(Records from a data collection)
•••

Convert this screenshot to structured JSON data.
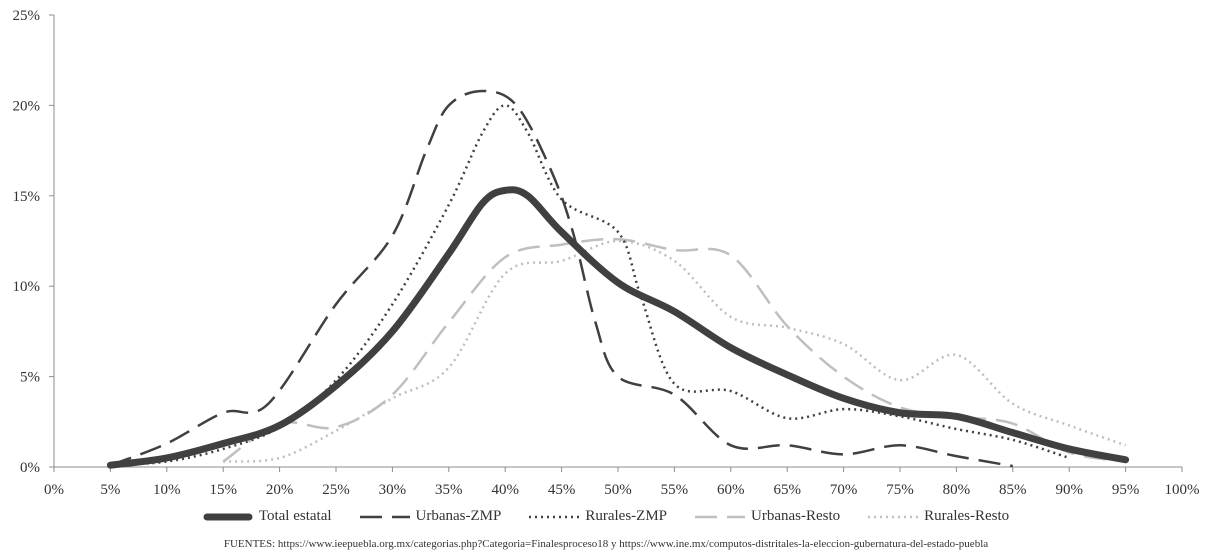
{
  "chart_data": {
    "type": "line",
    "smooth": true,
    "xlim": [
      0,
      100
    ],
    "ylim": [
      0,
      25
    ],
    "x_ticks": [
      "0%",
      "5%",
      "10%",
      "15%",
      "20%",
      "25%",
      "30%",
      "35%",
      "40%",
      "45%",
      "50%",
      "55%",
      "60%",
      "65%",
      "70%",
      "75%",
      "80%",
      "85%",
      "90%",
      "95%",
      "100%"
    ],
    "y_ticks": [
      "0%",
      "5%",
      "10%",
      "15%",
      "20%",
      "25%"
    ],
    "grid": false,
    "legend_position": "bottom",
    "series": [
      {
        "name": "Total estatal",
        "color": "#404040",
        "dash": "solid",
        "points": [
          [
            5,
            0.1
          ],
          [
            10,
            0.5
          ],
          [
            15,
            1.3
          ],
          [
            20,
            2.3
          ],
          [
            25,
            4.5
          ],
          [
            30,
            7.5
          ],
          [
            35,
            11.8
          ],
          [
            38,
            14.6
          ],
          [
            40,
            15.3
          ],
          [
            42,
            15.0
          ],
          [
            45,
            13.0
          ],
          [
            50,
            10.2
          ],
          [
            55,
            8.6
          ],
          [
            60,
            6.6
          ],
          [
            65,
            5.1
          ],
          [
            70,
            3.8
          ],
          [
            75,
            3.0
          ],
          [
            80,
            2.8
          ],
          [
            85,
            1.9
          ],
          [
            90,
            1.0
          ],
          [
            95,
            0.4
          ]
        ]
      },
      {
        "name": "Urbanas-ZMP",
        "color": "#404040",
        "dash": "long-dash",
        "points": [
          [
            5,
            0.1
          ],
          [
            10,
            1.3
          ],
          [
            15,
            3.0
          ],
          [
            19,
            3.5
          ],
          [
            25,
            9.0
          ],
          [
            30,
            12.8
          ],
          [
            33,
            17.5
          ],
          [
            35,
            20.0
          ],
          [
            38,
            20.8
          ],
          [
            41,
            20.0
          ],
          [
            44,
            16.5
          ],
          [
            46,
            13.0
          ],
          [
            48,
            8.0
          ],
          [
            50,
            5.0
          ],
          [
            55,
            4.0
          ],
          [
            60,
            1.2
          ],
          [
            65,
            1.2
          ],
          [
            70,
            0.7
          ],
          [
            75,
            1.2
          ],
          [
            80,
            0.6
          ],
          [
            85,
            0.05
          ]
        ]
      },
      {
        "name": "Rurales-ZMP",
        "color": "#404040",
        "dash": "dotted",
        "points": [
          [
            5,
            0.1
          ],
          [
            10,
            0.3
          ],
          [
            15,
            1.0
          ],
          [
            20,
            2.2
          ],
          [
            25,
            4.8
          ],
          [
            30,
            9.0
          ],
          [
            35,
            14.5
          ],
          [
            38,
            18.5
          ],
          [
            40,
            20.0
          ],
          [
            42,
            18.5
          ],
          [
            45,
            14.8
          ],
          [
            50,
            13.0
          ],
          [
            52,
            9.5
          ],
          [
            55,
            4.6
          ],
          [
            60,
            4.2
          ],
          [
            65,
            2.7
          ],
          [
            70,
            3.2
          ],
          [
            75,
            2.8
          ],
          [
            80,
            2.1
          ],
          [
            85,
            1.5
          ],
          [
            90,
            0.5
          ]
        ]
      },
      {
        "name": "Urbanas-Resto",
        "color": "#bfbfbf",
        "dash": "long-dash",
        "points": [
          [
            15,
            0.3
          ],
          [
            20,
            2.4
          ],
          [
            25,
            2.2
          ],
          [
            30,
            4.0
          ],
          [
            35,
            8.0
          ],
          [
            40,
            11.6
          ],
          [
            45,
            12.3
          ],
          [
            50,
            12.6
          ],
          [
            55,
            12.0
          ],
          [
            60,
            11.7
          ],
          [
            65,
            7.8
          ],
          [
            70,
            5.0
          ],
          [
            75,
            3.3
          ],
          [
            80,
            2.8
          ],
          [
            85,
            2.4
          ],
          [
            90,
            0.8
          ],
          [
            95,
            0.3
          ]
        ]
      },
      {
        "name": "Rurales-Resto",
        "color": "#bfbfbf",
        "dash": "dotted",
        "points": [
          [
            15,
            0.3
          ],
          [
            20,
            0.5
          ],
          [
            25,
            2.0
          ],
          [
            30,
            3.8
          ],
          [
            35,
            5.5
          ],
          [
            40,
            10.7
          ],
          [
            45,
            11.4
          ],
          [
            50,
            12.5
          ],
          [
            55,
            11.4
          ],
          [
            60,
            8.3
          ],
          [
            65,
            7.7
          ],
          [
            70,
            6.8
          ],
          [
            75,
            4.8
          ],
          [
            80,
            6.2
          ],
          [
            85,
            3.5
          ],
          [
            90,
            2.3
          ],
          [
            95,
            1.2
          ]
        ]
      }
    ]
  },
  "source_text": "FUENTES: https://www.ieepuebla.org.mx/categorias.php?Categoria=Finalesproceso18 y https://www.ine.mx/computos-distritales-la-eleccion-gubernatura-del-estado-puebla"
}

•••

◆ **REQUIRED TASK**: Each entry above should be reproduced exactly, with the pictures removed.

◆ **ANSWER**:
Convert this screenshot to structured JSON data.
{
  "chart_data": {
    "type": "line",
    "smooth": true,
    "xlim": [
      0,
      100
    ],
    "ylim": [
      0,
      25
    ],
    "x_ticks": [
      "0%",
      "5%",
      "10%",
      "15%",
      "20%",
      "25%",
      "30%",
      "35%",
      "40%",
      "45%",
      "50%",
      "55%",
      "60%",
      "65%",
      "70%",
      "75%",
      "80%",
      "85%",
      "90%",
      "95%",
      "100%"
    ],
    "y_ticks": [
      "0%",
      "5%",
      "10%",
      "15%",
      "20%",
      "25%"
    ],
    "grid": false,
    "legend_position": "bottom",
    "series": [
      {
        "name": "Total estatal",
        "color": "#404040",
        "dash": "solid",
        "points": [
          [
            5,
            0.1
          ],
          [
            10,
            0.5
          ],
          [
            15,
            1.3
          ],
          [
            20,
            2.3
          ],
          [
            25,
            4.5
          ],
          [
            30,
            7.5
          ],
          [
            35,
            11.8
          ],
          [
            38,
            14.6
          ],
          [
            40,
            15.3
          ],
          [
            42,
            15.0
          ],
          [
            45,
            13.0
          ],
          [
            50,
            10.2
          ],
          [
            55,
            8.6
          ],
          [
            60,
            6.6
          ],
          [
            65,
            5.1
          ],
          [
            70,
            3.8
          ],
          [
            75,
            3.0
          ],
          [
            80,
            2.8
          ],
          [
            85,
            1.9
          ],
          [
            90,
            1.0
          ],
          [
            95,
            0.4
          ]
        ]
      },
      {
        "name": "Urbanas-ZMP",
        "color": "#404040",
        "dash": "long-dash",
        "points": [
          [
            5,
            0.1
          ],
          [
            10,
            1.3
          ],
          [
            15,
            3.0
          ],
          [
            19,
            3.5
          ],
          [
            25,
            9.0
          ],
          [
            30,
            12.8
          ],
          [
            33,
            17.5
          ],
          [
            35,
            20.0
          ],
          [
            38,
            20.8
          ],
          [
            41,
            20.0
          ],
          [
            44,
            16.5
          ],
          [
            46,
            13.0
          ],
          [
            48,
            8.0
          ],
          [
            50,
            5.0
          ],
          [
            55,
            4.0
          ],
          [
            60,
            1.2
          ],
          [
            65,
            1.2
          ],
          [
            70,
            0.7
          ],
          [
            75,
            1.2
          ],
          [
            80,
            0.6
          ],
          [
            85,
            0.05
          ]
        ]
      },
      {
        "name": "Rurales-ZMP",
        "color": "#404040",
        "dash": "dotted",
        "points": [
          [
            5,
            0.1
          ],
          [
            10,
            0.3
          ],
          [
            15,
            1.0
          ],
          [
            20,
            2.2
          ],
          [
            25,
            4.8
          ],
          [
            30,
            9.0
          ],
          [
            35,
            14.5
          ],
          [
            38,
            18.5
          ],
          [
            40,
            20.0
          ],
          [
            42,
            18.5
          ],
          [
            45,
            14.8
          ],
          [
            50,
            13.0
          ],
          [
            52,
            9.5
          ],
          [
            55,
            4.6
          ],
          [
            60,
            4.2
          ],
          [
            65,
            2.7
          ],
          [
            70,
            3.2
          ],
          [
            75,
            2.8
          ],
          [
            80,
            2.1
          ],
          [
            85,
            1.5
          ],
          [
            90,
            0.5
          ]
        ]
      },
      {
        "name": "Urbanas-Resto",
        "color": "#bfbfbf",
        "dash": "long-dash",
        "points": [
          [
            15,
            0.3
          ],
          [
            20,
            2.4
          ],
          [
            25,
            2.2
          ],
          [
            30,
            4.0
          ],
          [
            35,
            8.0
          ],
          [
            40,
            11.6
          ],
          [
            45,
            12.3
          ],
          [
            50,
            12.6
          ],
          [
            55,
            12.0
          ],
          [
            60,
            11.7
          ],
          [
            65,
            7.8
          ],
          [
            70,
            5.0
          ],
          [
            75,
            3.3
          ],
          [
            80,
            2.8
          ],
          [
            85,
            2.4
          ],
          [
            90,
            0.8
          ],
          [
            95,
            0.3
          ]
        ]
      },
      {
        "name": "Rurales-Resto",
        "color": "#bfbfbf",
        "dash": "dotted",
        "points": [
          [
            15,
            0.3
          ],
          [
            20,
            0.5
          ],
          [
            25,
            2.0
          ],
          [
            30,
            3.8
          ],
          [
            35,
            5.5
          ],
          [
            40,
            10.7
          ],
          [
            45,
            11.4
          ],
          [
            50,
            12.5
          ],
          [
            55,
            11.4
          ],
          [
            60,
            8.3
          ],
          [
            65,
            7.7
          ],
          [
            70,
            6.8
          ],
          [
            75,
            4.8
          ],
          [
            80,
            6.2
          ],
          [
            85,
            3.5
          ],
          [
            90,
            2.3
          ],
          [
            95,
            1.2
          ]
        ]
      }
    ]
  },
  "source_text": "FUENTES: https://www.ieepuebla.org.mx/categorias.php?Categoria=Finalesproceso18 y https://www.ine.mx/computos-distritales-la-eleccion-gubernatura-del-estado-puebla"
}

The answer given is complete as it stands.